### [Exercise objective]
Report every line in the listing that contains the string "juez".

───

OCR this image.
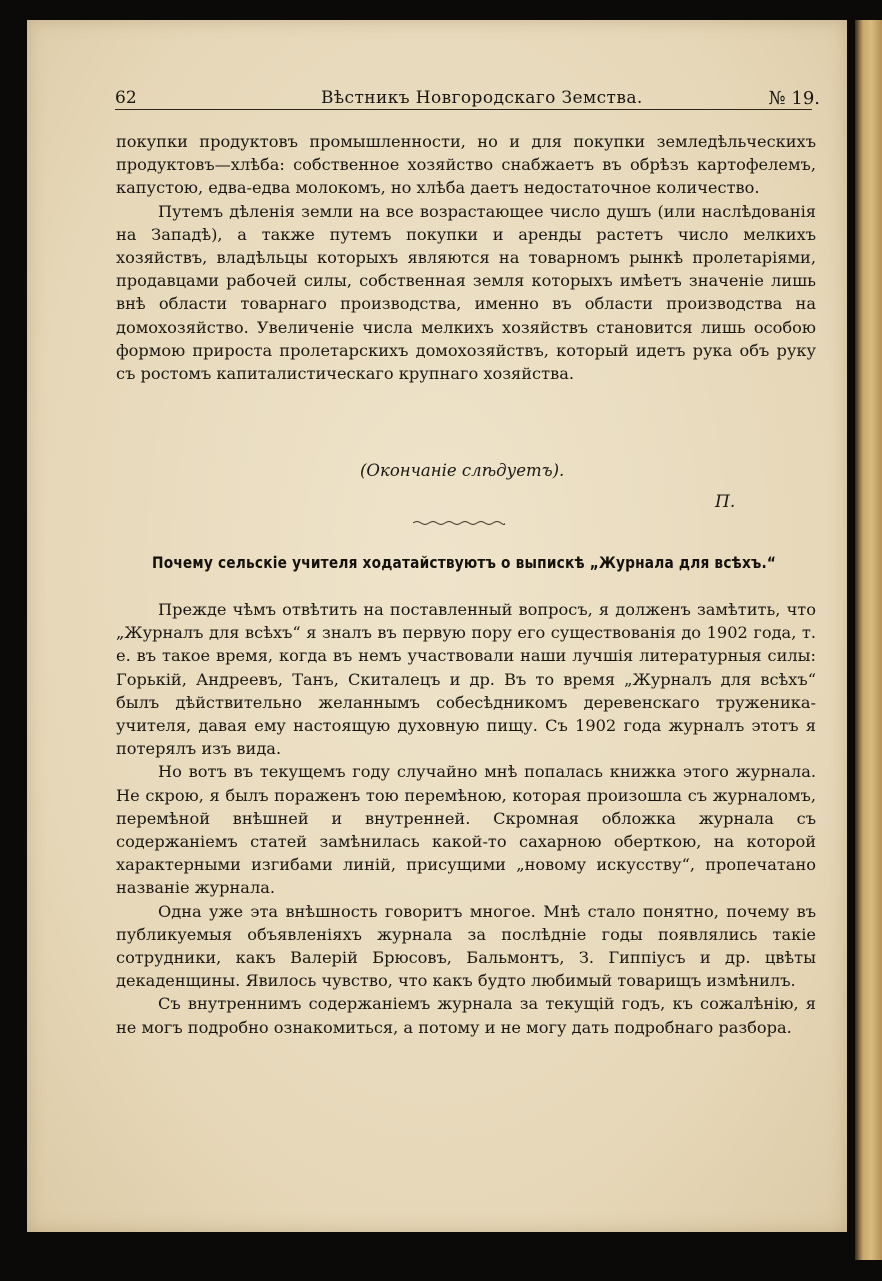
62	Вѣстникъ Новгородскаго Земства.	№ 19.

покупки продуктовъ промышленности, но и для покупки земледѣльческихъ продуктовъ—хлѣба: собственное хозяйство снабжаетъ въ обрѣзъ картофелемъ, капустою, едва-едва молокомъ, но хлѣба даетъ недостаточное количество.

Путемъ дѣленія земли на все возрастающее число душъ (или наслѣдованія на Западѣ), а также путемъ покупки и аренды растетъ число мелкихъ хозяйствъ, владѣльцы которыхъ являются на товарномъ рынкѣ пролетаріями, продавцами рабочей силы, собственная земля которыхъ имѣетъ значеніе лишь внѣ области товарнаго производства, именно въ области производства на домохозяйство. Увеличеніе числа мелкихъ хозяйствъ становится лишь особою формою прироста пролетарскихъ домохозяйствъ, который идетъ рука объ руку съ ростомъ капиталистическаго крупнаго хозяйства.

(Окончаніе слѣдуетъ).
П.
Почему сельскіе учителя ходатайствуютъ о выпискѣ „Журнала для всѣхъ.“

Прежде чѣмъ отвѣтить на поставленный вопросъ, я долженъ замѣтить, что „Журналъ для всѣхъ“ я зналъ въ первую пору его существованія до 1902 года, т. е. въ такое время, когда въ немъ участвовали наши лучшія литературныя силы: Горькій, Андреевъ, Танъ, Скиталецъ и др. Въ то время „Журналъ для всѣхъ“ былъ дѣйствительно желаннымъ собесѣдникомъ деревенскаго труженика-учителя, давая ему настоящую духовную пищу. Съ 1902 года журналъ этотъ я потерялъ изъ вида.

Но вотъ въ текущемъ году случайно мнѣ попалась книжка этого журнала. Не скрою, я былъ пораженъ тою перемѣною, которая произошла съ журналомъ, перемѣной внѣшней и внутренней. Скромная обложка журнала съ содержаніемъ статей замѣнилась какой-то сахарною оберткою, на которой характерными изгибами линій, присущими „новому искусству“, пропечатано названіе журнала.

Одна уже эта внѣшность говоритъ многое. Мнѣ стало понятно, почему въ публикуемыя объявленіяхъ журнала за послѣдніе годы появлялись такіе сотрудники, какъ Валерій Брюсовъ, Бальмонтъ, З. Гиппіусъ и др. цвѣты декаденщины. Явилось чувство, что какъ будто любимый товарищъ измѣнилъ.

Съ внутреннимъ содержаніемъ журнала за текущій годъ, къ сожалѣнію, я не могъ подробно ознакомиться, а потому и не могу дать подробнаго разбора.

───

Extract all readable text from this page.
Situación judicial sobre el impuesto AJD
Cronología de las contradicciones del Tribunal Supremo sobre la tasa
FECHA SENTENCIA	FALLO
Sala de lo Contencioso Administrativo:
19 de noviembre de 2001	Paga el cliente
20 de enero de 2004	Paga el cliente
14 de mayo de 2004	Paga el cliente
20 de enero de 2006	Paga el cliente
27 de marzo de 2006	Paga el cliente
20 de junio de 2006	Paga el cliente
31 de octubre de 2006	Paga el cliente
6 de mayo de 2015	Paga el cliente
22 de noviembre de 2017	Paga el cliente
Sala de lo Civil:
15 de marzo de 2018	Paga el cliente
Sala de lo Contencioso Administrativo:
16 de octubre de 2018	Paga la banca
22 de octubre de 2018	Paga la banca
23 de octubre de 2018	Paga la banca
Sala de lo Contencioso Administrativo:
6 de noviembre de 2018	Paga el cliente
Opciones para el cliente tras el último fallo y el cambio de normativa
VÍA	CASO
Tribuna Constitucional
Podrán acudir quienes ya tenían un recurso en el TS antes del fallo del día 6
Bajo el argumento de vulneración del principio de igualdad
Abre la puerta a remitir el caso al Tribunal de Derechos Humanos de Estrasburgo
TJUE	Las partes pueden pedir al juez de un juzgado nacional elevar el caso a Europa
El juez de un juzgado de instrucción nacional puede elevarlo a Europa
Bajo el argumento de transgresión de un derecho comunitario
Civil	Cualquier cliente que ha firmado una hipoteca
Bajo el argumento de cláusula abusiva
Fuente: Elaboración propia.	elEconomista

───

### [Response to this exercise]
TJUE	Las partes pueden pedir al juez de un juzgado nacional elevar el caso a Europa
El juez de un juzgado de instrucción nacional puede elevarlo a Europa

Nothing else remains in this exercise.